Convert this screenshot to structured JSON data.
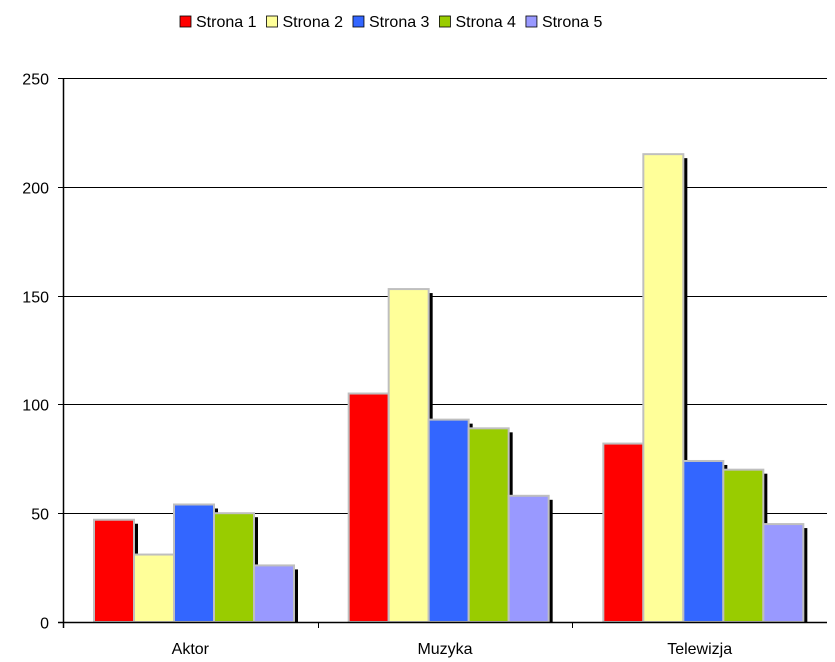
{
  "chart_data": {
    "type": "bar",
    "title": "",
    "xlabel": "",
    "ylabel": "",
    "categories": [
      "Aktor",
      "Muzyka",
      "Telewizja"
    ],
    "series": [
      {
        "name": "Strona 1",
        "color": "#ff0000",
        "values": [
          47,
          105,
          82
        ]
      },
      {
        "name": "Strona 2",
        "color": "#ffff99",
        "values": [
          31,
          153,
          215
        ]
      },
      {
        "name": "Strona 3",
        "color": "#3366ff",
        "values": [
          54,
          93,
          74
        ]
      },
      {
        "name": "Strona 4",
        "color": "#99cc00",
        "values": [
          50,
          89,
          70
        ]
      },
      {
        "name": "Strona 5",
        "color": "#9999ff",
        "values": [
          26,
          58,
          45
        ]
      }
    ],
    "ylim": [
      0,
      250
    ],
    "yticks": [
      0,
      50,
      100,
      150,
      200,
      250
    ],
    "grid": true,
    "legend": "top",
    "bar_style": "3d-shadow"
  }
}
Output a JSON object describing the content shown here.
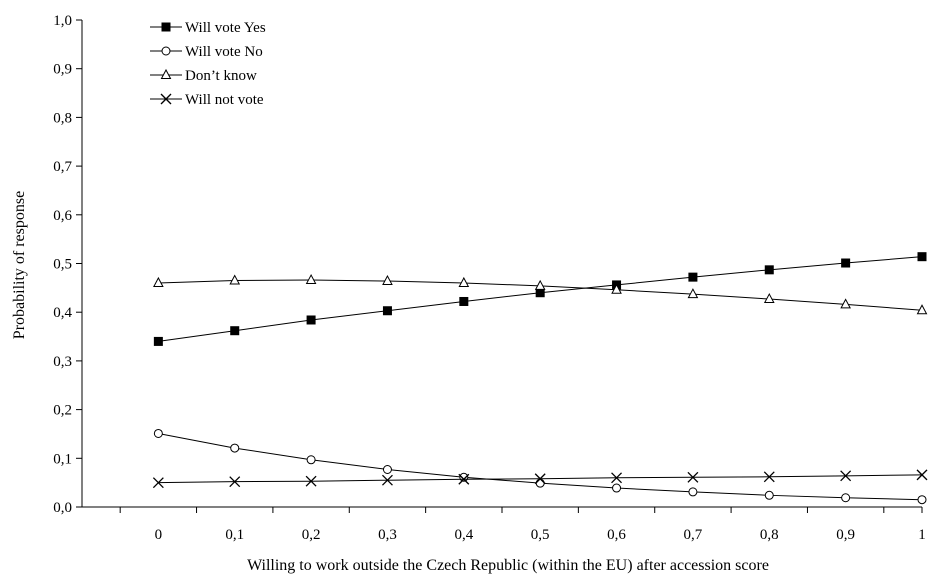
{
  "chart_data": {
    "type": "line",
    "title": "",
    "xlabel": "Willing to work outside the Czech Republic (within the EU) after accession score",
    "ylabel": "Probability of response",
    "x": [
      0,
      0.1,
      0.2,
      0.3,
      0.4,
      0.5,
      0.6,
      0.7,
      0.8,
      0.9,
      1
    ],
    "x_tick_labels": [
      "0",
      "0,1",
      "0,2",
      "0,3",
      "0,4",
      "0,5",
      "0,6",
      "0,7",
      "0,8",
      "0,9",
      "1"
    ],
    "xlim": [
      -0.1,
      1
    ],
    "ylim": [
      0,
      1
    ],
    "y_ticks": [
      0,
      0.1,
      0.2,
      0.3,
      0.4,
      0.5,
      0.6,
      0.7,
      0.8,
      0.9,
      1
    ],
    "y_tick_labels": [
      "0,0",
      "0,1",
      "0,2",
      "0,3",
      "0,4",
      "0,5",
      "0,6",
      "0,7",
      "0,8",
      "0,9",
      "1,0"
    ],
    "grid": false,
    "legend_position": "top-left",
    "series": [
      {
        "name": "Will vote Yes",
        "marker": "filled-square",
        "values": [
          0.34,
          0.362,
          0.384,
          0.403,
          0.422,
          0.44,
          0.456,
          0.472,
          0.487,
          0.501,
          0.514
        ]
      },
      {
        "name": "Will vote No",
        "marker": "open-circle",
        "values": [
          0.151,
          0.121,
          0.097,
          0.077,
          0.061,
          0.049,
          0.039,
          0.031,
          0.024,
          0.019,
          0.015
        ]
      },
      {
        "name": "Don’t know",
        "marker": "open-triangle",
        "values": [
          0.46,
          0.465,
          0.466,
          0.464,
          0.46,
          0.454,
          0.446,
          0.437,
          0.427,
          0.416,
          0.404
        ]
      },
      {
        "name": "Will not vote",
        "marker": "x-cross",
        "values": [
          0.05,
          0.052,
          0.053,
          0.055,
          0.057,
          0.058,
          0.06,
          0.061,
          0.062,
          0.064,
          0.066
        ]
      }
    ]
  }
}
○ ○ ○ ○
Given exercise:
Give the data again exactly as written, with all pictures left out.

Solution to this problem:
Convert this screenshot to structured JSON data.
{
  "chart_data": {
    "type": "bar",
    "title": "",
    "xlabel": "",
    "ylabel": "",
    "categories": [
      "Aktor",
      "Muzyka",
      "Telewizja"
    ],
    "series": [
      {
        "name": "Strona 1",
        "color": "#ff0000",
        "values": [
          47,
          105,
          82
        ]
      },
      {
        "name": "Strona 2",
        "color": "#ffff99",
        "values": [
          31,
          153,
          215
        ]
      },
      {
        "name": "Strona 3",
        "color": "#3366ff",
        "values": [
          54,
          93,
          74
        ]
      },
      {
        "name": "Strona 4",
        "color": "#99cc00",
        "values": [
          50,
          89,
          70
        ]
      },
      {
        "name": "Strona 5",
        "color": "#9999ff",
        "values": [
          26,
          58,
          45
        ]
      }
    ],
    "ylim": [
      0,
      250
    ],
    "yticks": [
      0,
      50,
      100,
      150,
      200,
      250
    ],
    "grid": true,
    "legend": "top",
    "bar_style": "3d-shadow"
  }
}
Output a JSON object describing the content shown here.
{
  "chart_data": {
    "type": "line",
    "title": "",
    "xlabel": "Willing to work outside the Czech Republic (within the EU) after accession score",
    "ylabel": "Probability of response",
    "x": [
      0,
      0.1,
      0.2,
      0.3,
      0.4,
      0.5,
      0.6,
      0.7,
      0.8,
      0.9,
      1
    ],
    "x_tick_labels": [
      "0",
      "0,1",
      "0,2",
      "0,3",
      "0,4",
      "0,5",
      "0,6",
      "0,7",
      "0,8",
      "0,9",
      "1"
    ],
    "xlim": [
      -0.1,
      1
    ],
    "ylim": [
      0,
      1
    ],
    "y_ticks": [
      0,
      0.1,
      0.2,
      0.3,
      0.4,
      0.5,
      0.6,
      0.7,
      0.8,
      0.9,
      1
    ],
    "y_tick_labels": [
      "0,0",
      "0,1",
      "0,2",
      "0,3",
      "0,4",
      "0,5",
      "0,6",
      "0,7",
      "0,8",
      "0,9",
      "1,0"
    ],
    "grid": false,
    "legend_position": "top-left",
    "series": [
      {
        "name": "Will vote Yes",
        "marker": "filled-square",
        "values": [
          0.34,
          0.362,
          0.384,
          0.403,
          0.422,
          0.44,
          0.456,
          0.472,
          0.487,
          0.501,
          0.514
        ]
      },
      {
        "name": "Will vote No",
        "marker": "open-circle",
        "values": [
          0.151,
          0.121,
          0.097,
          0.077,
          0.061,
          0.049,
          0.039,
          0.031,
          0.024,
          0.019,
          0.015
        ]
      },
      {
        "name": "Don’t know",
        "marker": "open-triangle",
        "values": [
          0.46,
          0.465,
          0.466,
          0.464,
          0.46,
          0.454,
          0.446,
          0.437,
          0.427,
          0.416,
          0.404
        ]
      },
      {
        "name": "Will not vote",
        "marker": "x-cross",
        "values": [
          0.05,
          0.052,
          0.053,
          0.055,
          0.057,
          0.058,
          0.06,
          0.061,
          0.062,
          0.064,
          0.066
        ]
      }
    ]
  }
}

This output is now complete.